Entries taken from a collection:
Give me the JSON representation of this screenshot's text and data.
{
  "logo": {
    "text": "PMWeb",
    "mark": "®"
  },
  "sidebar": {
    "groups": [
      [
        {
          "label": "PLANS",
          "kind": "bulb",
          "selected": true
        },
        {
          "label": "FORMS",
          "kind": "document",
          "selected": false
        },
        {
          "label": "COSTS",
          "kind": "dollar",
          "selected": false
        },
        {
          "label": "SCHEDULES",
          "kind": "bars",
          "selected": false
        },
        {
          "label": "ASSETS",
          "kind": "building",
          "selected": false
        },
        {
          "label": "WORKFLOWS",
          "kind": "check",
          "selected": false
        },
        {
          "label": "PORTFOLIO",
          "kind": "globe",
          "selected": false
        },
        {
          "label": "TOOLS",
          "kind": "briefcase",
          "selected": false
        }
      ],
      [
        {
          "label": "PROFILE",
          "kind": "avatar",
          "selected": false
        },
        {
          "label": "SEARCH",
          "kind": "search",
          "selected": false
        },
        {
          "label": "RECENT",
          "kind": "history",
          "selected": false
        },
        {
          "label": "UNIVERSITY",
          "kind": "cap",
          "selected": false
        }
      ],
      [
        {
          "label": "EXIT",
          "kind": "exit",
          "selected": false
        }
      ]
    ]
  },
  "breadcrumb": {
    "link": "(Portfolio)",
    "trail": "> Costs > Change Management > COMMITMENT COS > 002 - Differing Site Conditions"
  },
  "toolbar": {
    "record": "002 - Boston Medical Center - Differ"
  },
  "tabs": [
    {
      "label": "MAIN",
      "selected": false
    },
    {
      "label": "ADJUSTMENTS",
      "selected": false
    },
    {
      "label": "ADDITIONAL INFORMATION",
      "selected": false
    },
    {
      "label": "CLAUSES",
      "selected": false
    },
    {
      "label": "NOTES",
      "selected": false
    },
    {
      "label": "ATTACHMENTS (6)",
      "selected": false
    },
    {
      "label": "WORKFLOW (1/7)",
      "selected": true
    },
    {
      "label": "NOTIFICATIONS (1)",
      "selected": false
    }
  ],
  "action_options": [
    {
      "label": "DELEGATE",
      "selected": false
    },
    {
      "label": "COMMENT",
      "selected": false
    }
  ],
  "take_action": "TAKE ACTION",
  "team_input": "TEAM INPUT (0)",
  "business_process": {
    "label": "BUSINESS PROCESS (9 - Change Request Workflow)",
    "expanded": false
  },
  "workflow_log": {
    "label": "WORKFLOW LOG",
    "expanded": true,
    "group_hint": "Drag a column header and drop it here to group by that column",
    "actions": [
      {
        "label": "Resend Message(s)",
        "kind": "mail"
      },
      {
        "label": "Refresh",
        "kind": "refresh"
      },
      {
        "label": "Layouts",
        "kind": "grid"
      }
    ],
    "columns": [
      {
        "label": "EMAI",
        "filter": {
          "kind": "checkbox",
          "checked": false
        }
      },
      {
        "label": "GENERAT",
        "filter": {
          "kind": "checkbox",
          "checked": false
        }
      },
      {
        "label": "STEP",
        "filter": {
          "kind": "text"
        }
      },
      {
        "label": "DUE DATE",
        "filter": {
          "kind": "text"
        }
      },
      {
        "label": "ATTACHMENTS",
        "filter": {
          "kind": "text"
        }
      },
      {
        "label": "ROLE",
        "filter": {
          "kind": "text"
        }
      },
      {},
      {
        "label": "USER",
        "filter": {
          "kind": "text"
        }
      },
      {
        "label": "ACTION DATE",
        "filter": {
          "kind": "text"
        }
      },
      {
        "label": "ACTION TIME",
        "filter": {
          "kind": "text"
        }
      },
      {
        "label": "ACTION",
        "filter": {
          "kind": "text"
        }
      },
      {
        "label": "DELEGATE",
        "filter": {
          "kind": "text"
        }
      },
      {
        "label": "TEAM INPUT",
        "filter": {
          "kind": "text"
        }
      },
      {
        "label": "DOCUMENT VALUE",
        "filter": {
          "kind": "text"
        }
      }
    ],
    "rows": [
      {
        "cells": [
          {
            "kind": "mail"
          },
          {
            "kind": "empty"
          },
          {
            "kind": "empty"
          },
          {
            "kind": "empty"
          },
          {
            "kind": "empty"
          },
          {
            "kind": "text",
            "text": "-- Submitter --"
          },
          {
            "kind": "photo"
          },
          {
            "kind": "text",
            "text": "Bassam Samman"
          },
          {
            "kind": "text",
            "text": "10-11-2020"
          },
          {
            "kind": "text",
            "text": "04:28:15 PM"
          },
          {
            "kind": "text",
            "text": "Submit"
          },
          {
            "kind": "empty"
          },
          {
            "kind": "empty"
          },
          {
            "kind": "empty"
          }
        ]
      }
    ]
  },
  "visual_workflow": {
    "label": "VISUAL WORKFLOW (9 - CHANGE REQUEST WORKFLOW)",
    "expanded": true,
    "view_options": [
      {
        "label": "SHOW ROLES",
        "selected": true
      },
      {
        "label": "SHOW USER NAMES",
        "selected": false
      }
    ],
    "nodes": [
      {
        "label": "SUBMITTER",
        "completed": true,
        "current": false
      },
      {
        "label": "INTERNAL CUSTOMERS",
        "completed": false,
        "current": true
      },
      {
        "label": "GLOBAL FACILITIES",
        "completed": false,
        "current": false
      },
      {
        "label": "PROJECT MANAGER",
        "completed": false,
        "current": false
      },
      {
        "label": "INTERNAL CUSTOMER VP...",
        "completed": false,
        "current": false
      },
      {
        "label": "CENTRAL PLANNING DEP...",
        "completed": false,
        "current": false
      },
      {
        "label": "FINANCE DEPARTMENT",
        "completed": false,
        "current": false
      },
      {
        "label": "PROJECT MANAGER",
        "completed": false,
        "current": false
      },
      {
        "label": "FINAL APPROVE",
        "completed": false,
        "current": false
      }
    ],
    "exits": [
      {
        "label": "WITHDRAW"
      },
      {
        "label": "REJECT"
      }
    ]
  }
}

* CHALLENGE
Select and copy each line from the data that includes the word "ATTACHMENTS".

* ANSWER IN FULL
      "label": "ATTACHMENTS (6)",
        "label": "ATTACHMENTS",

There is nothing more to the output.